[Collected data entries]
------------------------------------------------------------
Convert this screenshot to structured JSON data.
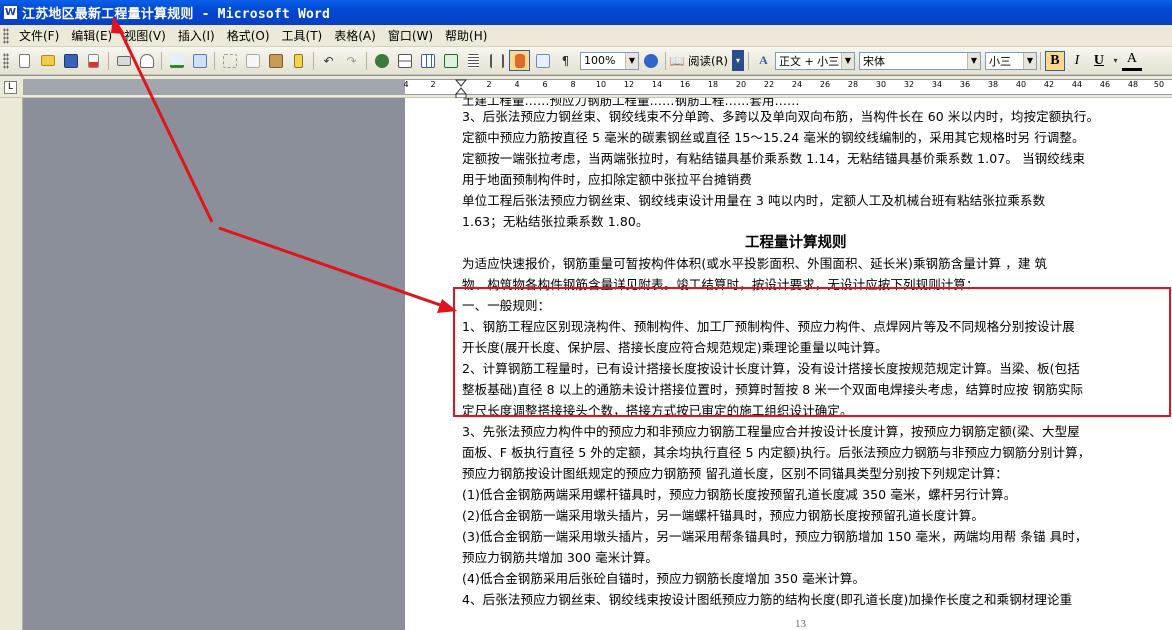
{
  "window": {
    "title": "江苏地区最新工程量计算规则 - Microsoft Word",
    "app_icon": "W"
  },
  "menu": [
    "文件(F)",
    "编辑(E)",
    "视图(V)",
    "插入(I)",
    "格式(O)",
    "工具(T)",
    "表格(A)",
    "窗口(W)",
    "帮助(H)"
  ],
  "toolbar": {
    "zoom": "100%",
    "read_label": "阅读(R)",
    "style": "正文 + 小三",
    "font": "宋体",
    "size": "小三",
    "bold": "B",
    "italic": "I",
    "underline": "U",
    "font_color_letter": "A",
    "char_label": "A"
  },
  "ruler": {
    "corner": "L",
    "ticks": [
      "4",
      "2",
      "2",
      "4",
      "6",
      "8",
      "10",
      "12",
      "14",
      "16",
      "18",
      "20",
      "22",
      "24",
      "26",
      "28",
      "30",
      "32",
      "34",
      "36",
      "38",
      "40",
      "42",
      "44",
      "46",
      "48",
      "50"
    ]
  },
  "document": {
    "clipped_top": "土建工程量……预应力钢筋工程量……钢筋工程……套用……",
    "lines_before": [
      "3、后张法预应力钢丝束、钢绞线束不分单跨、多跨以及单向双向布筋，当构件长在 60 米以内时，均按定额执行。",
      "定额中预应力筋按直径 5 毫米的碳素钢丝或直径 15～15.24 毫米的钢绞线编制的，采用其它规格时另  行调整。",
      "定额按一端张拉考虑，当两端张拉时，有粘结锚具基价乘系数 1.14，无粘结锚具基价乘系数 1.07。  当钢绞线束",
      "用于地面预制构件时，应扣除定额中张拉平台摊销费",
      "    单位工程后张法预应力钢丝束、钢绞线束设计用量在  3  吨以内时，定额人工及机械台班有粘结张拉乘系数",
      "1.63；无粘结张拉乘系数 1.80。"
    ],
    "heading": "工程量计算规则",
    "lines_mid": [
      "    为适应快速报价，钢筋重量可暂按构件体积(或水平投影面积、外围面积、延长米)乘钢筋含量计算 ，建 筑",
      "物、构筑物各构件钢筋含量详见附表。竣工结算时，按设计要求，无设计应按下列规则计算："
    ],
    "lines_boxed": [
      "    一、一般规则：",
      "1、钢筋工程应区别现浇构件、预制构件、加工厂预制构件、预应力构件、点焊网片等及不同规格分别按设计展",
      "开长度(展开长度、保护层、搭接长度应符合规范规定)乘理论重量以吨计算。",
      "2、计算钢筋工程量时，已有设计搭接长度按设计长度计算，没有设计搭接长度按规范规定计算。当梁、板(包括",
      "整板基础)直径 8 以上的通筋未设计搭接位置时，预算时暂按 8 米一个双面电焊接头考虑，结算时应按  钢筋实际",
      "定尺长度调整搭接接头个数，搭接方式按已审定的施工组织设计确定。"
    ],
    "lines_after": [
      "3、先张法预应力构件中的预应力和非预应力钢筋工程量应合并按设计长度计算，按预应力钢筋定额(梁、大型屋",
      "面板、F 板执行直径 5 外的定额，其余均执行直径 5 内定额)执行。后张法预应力钢筋与非预应力钢筋分别计算，",
      "预应力钢筋按设计图纸规定的预应力钢筋预  留孔道长度，区别不同锚具类型分别按下列规定计算：",
      "(1)低合金钢筋两端采用螺杆锚具时，预应力钢筋长度按预留孔道长度减 350 毫米，螺杆另行计算。",
      "(2)低合金钢筋一端采用墩头插片，另一端螺杆锚具时，预应力钢筋长度按预留孔道长度计算。",
      "(3)低合金钢筋一端采用墩头插片，另一端采用帮条锚具时，预应力钢筋增加 150 毫米，两端均用帮  条锚  具时，",
      "预应力钢筋共增加 300 毫米计算。",
      "(4)低合金钢筋采用后张砼自锚时，预应力钢筋长度增加 350 毫米计算。",
      "4、后张法预应力钢丝束、钢绞线束按设计图纸预应力筋的结构长度(即孔道长度)加操作长度之和乘钢材理论重"
    ],
    "page_number": "13"
  },
  "annotation": {
    "color": "#e0141c"
  }
}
------------------------------------------------------------
PROBLEM STATEMENT
Pictures in the data above should not be copied; transcribe everything else exactly.

TASK RESULT
Convert this screenshot to structured JSON data.
{
  "window": {
    "title": "江苏地区最新工程量计算规则 - Microsoft Word",
    "app_icon": "W"
  },
  "menu": [
    "文件(F)",
    "编辑(E)",
    "视图(V)",
    "插入(I)",
    "格式(O)",
    "工具(T)",
    "表格(A)",
    "窗口(W)",
    "帮助(H)"
  ],
  "toolbar": {
    "zoom": "100%",
    "read_label": "阅读(R)",
    "style": "正文 + 小三",
    "font": "宋体",
    "size": "小三",
    "bold": "B",
    "italic": "I",
    "underline": "U",
    "font_color_letter": "A",
    "char_label": "A"
  },
  "ruler": {
    "corner": "L",
    "ticks": [
      "4",
      "2",
      "2",
      "4",
      "6",
      "8",
      "10",
      "12",
      "14",
      "16",
      "18",
      "20",
      "22",
      "24",
      "26",
      "28",
      "30",
      "32",
      "34",
      "36",
      "38",
      "40",
      "42",
      "44",
      "46",
      "48",
      "50"
    ]
  },
  "document": {
    "clipped_top": "土建工程量……预应力钢筋工程量……钢筋工程……套用……",
    "lines_before": [
      "3、后张法预应力钢丝束、钢绞线束不分单跨、多跨以及单向双向布筋，当构件长在 60 米以内时，均按定额执行。",
      "定额中预应力筋按直径 5 毫米的碳素钢丝或直径 15～15.24 毫米的钢绞线编制的，采用其它规格时另  行调整。",
      "定额按一端张拉考虑，当两端张拉时，有粘结锚具基价乘系数 1.14，无粘结锚具基价乘系数 1.07。  当钢绞线束",
      "用于地面预制构件时，应扣除定额中张拉平台摊销费",
      "    单位工程后张法预应力钢丝束、钢绞线束设计用量在  3  吨以内时，定额人工及机械台班有粘结张拉乘系数",
      "1.63；无粘结张拉乘系数 1.80。"
    ],
    "heading": "工程量计算规则",
    "lines_mid": [
      "    为适应快速报价，钢筋重量可暂按构件体积(或水平投影面积、外围面积、延长米)乘钢筋含量计算 ，建 筑",
      "物、构筑物各构件钢筋含量详见附表。竣工结算时，按设计要求，无设计应按下列规则计算："
    ],
    "lines_boxed": [
      "    一、一般规则：",
      "1、钢筋工程应区别现浇构件、预制构件、加工厂预制构件、预应力构件、点焊网片等及不同规格分别按设计展",
      "开长度(展开长度、保护层、搭接长度应符合规范规定)乘理论重量以吨计算。",
      "2、计算钢筋工程量时，已有设计搭接长度按设计长度计算，没有设计搭接长度按规范规定计算。当梁、板(包括",
      "整板基础)直径 8 以上的通筋未设计搭接位置时，预算时暂按 8 米一个双面电焊接头考虑，结算时应按  钢筋实际",
      "定尺长度调整搭接接头个数，搭接方式按已审定的施工组织设计确定。"
    ],
    "lines_after": [
      "3、先张法预应力构件中的预应力和非预应力钢筋工程量应合并按设计长度计算，按预应力钢筋定额(梁、大型屋",
      "面板、F 板执行直径 5 外的定额，其余均执行直径 5 内定额)执行。后张法预应力钢筋与非预应力钢筋分别计算，",
      "预应力钢筋按设计图纸规定的预应力钢筋预  留孔道长度，区别不同锚具类型分别按下列规定计算：",
      "(1)低合金钢筋两端采用螺杆锚具时，预应力钢筋长度按预留孔道长度减 350 毫米，螺杆另行计算。",
      "(2)低合金钢筋一端采用墩头插片，另一端螺杆锚具时，预应力钢筋长度按预留孔道长度计算。",
      "(3)低合金钢筋一端采用墩头插片，另一端采用帮条锚具时，预应力钢筋增加 150 毫米，两端均用帮  条锚  具时，",
      "预应力钢筋共增加 300 毫米计算。",
      "(4)低合金钢筋采用后张砼自锚时，预应力钢筋长度增加 350 毫米计算。",
      "4、后张法预应力钢丝束、钢绞线束按设计图纸预应力筋的结构长度(即孔道长度)加操作长度之和乘钢材理论重"
    ],
    "page_number": "13"
  },
  "annotation": {
    "color": "#e0141c"
  }
}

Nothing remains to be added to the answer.